**Work to do**: Quote the lines below from the one containing "Extract all the data from this chart as JSON." to the final line, both ends included; exclude the pictures.

**Listed records**:
----------------

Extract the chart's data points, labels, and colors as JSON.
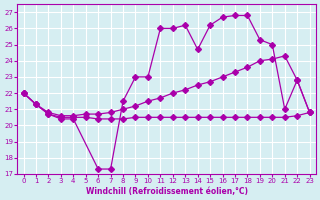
{
  "bg_color": "#d6eef2",
  "grid_color": "#ffffff",
  "line_color": "#aa00aa",
  "marker": "D",
  "marker_size": 3,
  "xlabel": "Windchill (Refroidissement éolien,°C)",
  "ylabel": "",
  "xlim": [
    -0.5,
    23.5
  ],
  "ylim": [
    17,
    27.5
  ],
  "yticks": [
    17,
    18,
    19,
    20,
    21,
    22,
    23,
    24,
    25,
    26,
    27
  ],
  "xticks": [
    0,
    1,
    2,
    3,
    4,
    5,
    6,
    7,
    8,
    9,
    10,
    11,
    12,
    13,
    14,
    15,
    16,
    17,
    18,
    19,
    20,
    21,
    22,
    23
  ],
  "series": [
    {
      "x": [
        0,
        1,
        2,
        3,
        4,
        6,
        7,
        8,
        9,
        10,
        11,
        12,
        13,
        14,
        15,
        16,
        17,
        18,
        19,
        20,
        21,
        22,
        23
      ],
      "y": [
        22.0,
        21.3,
        20.7,
        20.4,
        20.4,
        17.3,
        17.3,
        21.5,
        23.0,
        23.0,
        26.0,
        26.0,
        26.2,
        24.7,
        26.2,
        26.7,
        26.8,
        26.8,
        25.3,
        25.0,
        21.0,
        22.8,
        20.8
      ]
    },
    {
      "x": [
        0,
        1,
        2,
        3,
        4,
        5,
        6,
        7,
        8,
        9,
        10,
        11,
        12,
        13,
        14,
        15,
        16,
        17,
        18,
        19,
        20,
        21,
        22,
        23
      ],
      "y": [
        22.0,
        21.3,
        20.7,
        20.5,
        20.5,
        20.5,
        20.4,
        20.4,
        20.4,
        20.5,
        20.5,
        20.5,
        20.5,
        20.5,
        20.5,
        20.5,
        20.5,
        20.5,
        20.5,
        20.5,
        20.5,
        20.5,
        20.6,
        20.8
      ]
    },
    {
      "x": [
        0,
        1,
        2,
        3,
        4,
        5,
        6,
        7,
        8,
        9,
        10,
        11,
        12,
        13,
        14,
        15,
        16,
        17,
        18,
        19,
        20,
        21,
        22,
        23
      ],
      "y": [
        22.0,
        21.3,
        20.8,
        20.6,
        20.6,
        20.7,
        20.7,
        20.8,
        21.0,
        21.2,
        21.5,
        21.7,
        22.0,
        22.2,
        22.5,
        22.7,
        23.0,
        23.3,
        23.6,
        24.0,
        24.1,
        24.3,
        22.8,
        20.8
      ]
    }
  ]
}
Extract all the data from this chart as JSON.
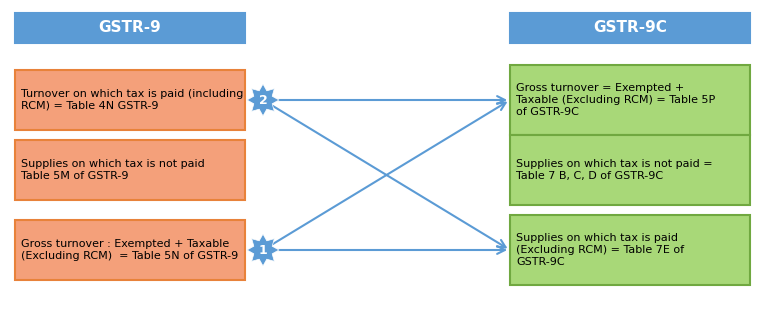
{
  "bg_color": "#ffffff",
  "header_color": "#5b9bd5",
  "header_text_color": "#ffffff",
  "left_box_color": "#f4a07a",
  "left_box_edge_color": "#e8823a",
  "right_box_color": "#a8d878",
  "right_box_edge_color": "#70a840",
  "arrow_color": "#5b9bd5",
  "badge_color": "#5b9bd5",
  "badge_text_color": "#ffffff",
  "left_header": "GSTR-9",
  "right_header": "GSTR-9C",
  "left_boxes": [
    "Turnover on which tax is paid (including\nRCM) = Table 4N GSTR-9",
    "Supplies on which tax is not paid\nTable 5M of GSTR-9",
    "Gross turnover : Exempted + Taxable\n(Excluding RCM)  = Table 5N of GSTR-9"
  ],
  "right_boxes": [
    "Gross turnover = Exempted +\nTaxable (Excluding RCM) = Table 5P\nof GSTR-9C",
    "Supplies on which tax is not paid =\nTable 7 B, C, D of GSTR-9C",
    "Supplies on which tax is paid\n(Excluding RCM) = Table 7E of\nGSTR-9C"
  ],
  "connections_draw": [
    [
      0,
      0,
      "2"
    ],
    [
      0,
      2,
      null
    ],
    [
      2,
      0,
      null
    ],
    [
      2,
      2,
      "1"
    ]
  ]
}
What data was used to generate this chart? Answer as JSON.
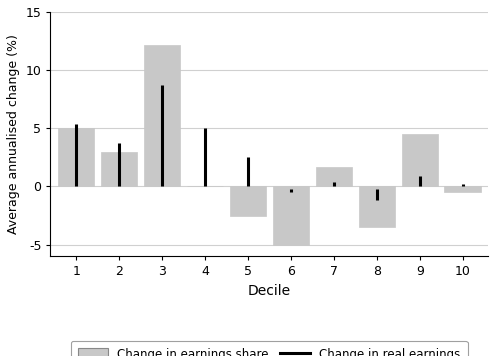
{
  "deciles": [
    1,
    2,
    3,
    4,
    5,
    6,
    7,
    8,
    9,
    10
  ],
  "bar_values": [
    5.0,
    3.0,
    12.2,
    0.0,
    -2.5,
    -5.0,
    1.7,
    -3.5,
    4.5,
    -0.5
  ],
  "line_top": [
    5.4,
    3.7,
    8.7,
    5.0,
    2.5,
    -0.2,
    0.4,
    -0.2,
    0.9,
    0.2
  ],
  "line_bottom": [
    0.0,
    0.0,
    0.0,
    0.0,
    0.0,
    -0.5,
    0.0,
    -1.2,
    0.0,
    0.0
  ],
  "bar_color": "#c8c8c8",
  "bar_edgecolor": "#c8c8c8",
  "line_color": "#000000",
  "line_width": 2.2,
  "ylabel": "Average annualised change (%)",
  "xlabel": "Decile",
  "ylim": [
    -6,
    15
  ],
  "yticks": [
    -5,
    0,
    5,
    10,
    15
  ],
  "grid_color": "#d0d0d0",
  "background_color": "#ffffff",
  "legend_bar_label": "Change in earnings share",
  "legend_line_label": "Change in real earnings",
  "bar_width": 0.85
}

----------------

**Correct output**:
Extract all the data from this chart as JSON.
{
  "bg_color": "#ffffff",
  "header_color": "#5b9bd5",
  "header_text_color": "#ffffff",
  "left_box_color": "#f4a07a",
  "left_box_edge_color": "#e8823a",
  "right_box_color": "#a8d878",
  "right_box_edge_color": "#70a840",
  "arrow_color": "#5b9bd5",
  "badge_color": "#5b9bd5",
  "badge_text_color": "#ffffff",
  "left_header": "GSTR-9",
  "right_header": "GSTR-9C",
  "left_boxes": [
    "Turnover on which tax is paid (including\nRCM) = Table 4N GSTR-9",
    "Supplies on which tax is not paid\nTable 5M of GSTR-9",
    "Gross turnover : Exempted + Taxable\n(Excluding RCM)  = Table 5N of GSTR-9"
  ],
  "right_boxes": [
    "Gross turnover = Exempted +\nTaxable (Excluding RCM) = Table 5P\nof GSTR-9C",
    "Supplies on which tax is not paid =\nTable 7 B, C, D of GSTR-9C",
    "Supplies on which tax is paid\n(Excluding RCM) = Table 7E of\nGSTR-9C"
  ],
  "connections_draw": [
    [
      0,
      0,
      "2"
    ],
    [
      0,
      2,
      null
    ],
    [
      2,
      0,
      null
    ],
    [
      2,
      2,
      "1"
    ]
  ]
}
What data was used to generate this chart? Answer as JSON.
{
  "deciles": [
    1,
    2,
    3,
    4,
    5,
    6,
    7,
    8,
    9,
    10
  ],
  "bar_values": [
    5.0,
    3.0,
    12.2,
    0.0,
    -2.5,
    -5.0,
    1.7,
    -3.5,
    4.5,
    -0.5
  ],
  "line_top": [
    5.4,
    3.7,
    8.7,
    5.0,
    2.5,
    -0.2,
    0.4,
    -0.2,
    0.9,
    0.2
  ],
  "line_bottom": [
    0.0,
    0.0,
    0.0,
    0.0,
    0.0,
    -0.5,
    0.0,
    -1.2,
    0.0,
    0.0
  ],
  "bar_color": "#c8c8c8",
  "bar_edgecolor": "#c8c8c8",
  "line_color": "#000000",
  "line_width": 2.2,
  "ylabel": "Average annualised change (%)",
  "xlabel": "Decile",
  "ylim": [
    -6,
    15
  ],
  "yticks": [
    -5,
    0,
    5,
    10,
    15
  ],
  "grid_color": "#d0d0d0",
  "background_color": "#ffffff",
  "legend_bar_label": "Change in earnings share",
  "legend_line_label": "Change in real earnings",
  "bar_width": 0.85
}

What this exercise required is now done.